»»

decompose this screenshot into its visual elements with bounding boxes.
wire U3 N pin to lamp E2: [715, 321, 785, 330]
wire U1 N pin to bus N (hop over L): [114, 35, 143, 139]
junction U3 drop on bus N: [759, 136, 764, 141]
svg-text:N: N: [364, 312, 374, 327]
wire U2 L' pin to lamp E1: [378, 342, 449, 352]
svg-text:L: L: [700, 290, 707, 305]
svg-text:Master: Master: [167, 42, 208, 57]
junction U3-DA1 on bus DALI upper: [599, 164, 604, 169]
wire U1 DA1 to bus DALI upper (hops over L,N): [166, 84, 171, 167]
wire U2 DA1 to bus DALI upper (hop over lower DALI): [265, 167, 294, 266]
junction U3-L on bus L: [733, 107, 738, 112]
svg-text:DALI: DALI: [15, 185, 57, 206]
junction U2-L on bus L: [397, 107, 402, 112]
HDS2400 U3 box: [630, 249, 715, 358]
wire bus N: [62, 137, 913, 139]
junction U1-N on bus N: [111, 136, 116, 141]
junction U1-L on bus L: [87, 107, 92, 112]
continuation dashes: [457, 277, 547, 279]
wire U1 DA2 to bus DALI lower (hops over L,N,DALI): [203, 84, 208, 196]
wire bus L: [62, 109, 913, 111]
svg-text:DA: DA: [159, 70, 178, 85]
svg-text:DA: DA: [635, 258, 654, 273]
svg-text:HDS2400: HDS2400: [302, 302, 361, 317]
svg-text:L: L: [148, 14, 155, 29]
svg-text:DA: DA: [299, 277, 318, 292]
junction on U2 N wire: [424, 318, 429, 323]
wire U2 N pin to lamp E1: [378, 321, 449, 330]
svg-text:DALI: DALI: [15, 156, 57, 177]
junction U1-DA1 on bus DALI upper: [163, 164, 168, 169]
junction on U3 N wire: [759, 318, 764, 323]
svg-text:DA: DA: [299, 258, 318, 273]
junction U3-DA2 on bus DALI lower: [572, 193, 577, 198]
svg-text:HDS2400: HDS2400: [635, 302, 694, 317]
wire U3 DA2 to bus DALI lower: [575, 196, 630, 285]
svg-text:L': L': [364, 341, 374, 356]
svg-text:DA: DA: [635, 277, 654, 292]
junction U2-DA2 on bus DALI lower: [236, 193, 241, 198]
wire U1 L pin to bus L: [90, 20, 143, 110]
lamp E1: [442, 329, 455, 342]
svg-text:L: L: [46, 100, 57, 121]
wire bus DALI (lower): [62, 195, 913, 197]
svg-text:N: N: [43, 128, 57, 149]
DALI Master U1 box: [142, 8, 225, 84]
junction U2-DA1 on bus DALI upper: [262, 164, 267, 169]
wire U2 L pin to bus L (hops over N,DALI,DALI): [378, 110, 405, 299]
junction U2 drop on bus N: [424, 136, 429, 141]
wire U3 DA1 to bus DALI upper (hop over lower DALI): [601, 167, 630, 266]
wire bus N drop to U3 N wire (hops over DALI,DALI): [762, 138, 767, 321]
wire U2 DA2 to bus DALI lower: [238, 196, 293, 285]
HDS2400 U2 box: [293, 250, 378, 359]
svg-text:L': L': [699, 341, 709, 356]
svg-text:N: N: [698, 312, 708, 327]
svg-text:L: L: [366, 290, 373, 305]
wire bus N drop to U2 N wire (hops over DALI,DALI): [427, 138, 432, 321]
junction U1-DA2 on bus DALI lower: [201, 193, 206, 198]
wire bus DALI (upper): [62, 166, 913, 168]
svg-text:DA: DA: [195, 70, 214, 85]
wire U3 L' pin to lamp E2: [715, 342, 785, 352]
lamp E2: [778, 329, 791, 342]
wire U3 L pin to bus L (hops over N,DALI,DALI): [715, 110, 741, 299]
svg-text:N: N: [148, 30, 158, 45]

««

Can you extract everything in the data from the start down to the line containing "svg-text:N: N: [364, 312, 374, 327]", including both ends, and repeat those lines exactly?

**Result for this task**:
decompose this screenshot into its visual elements with bounding boxes.
wire U3 N pin to lamp E2: [715, 321, 785, 330]
wire U1 N pin to bus N (hop over L): [114, 35, 143, 139]
junction U3 drop on bus N: [759, 136, 764, 141]
svg-text:N: N: [364, 312, 374, 327]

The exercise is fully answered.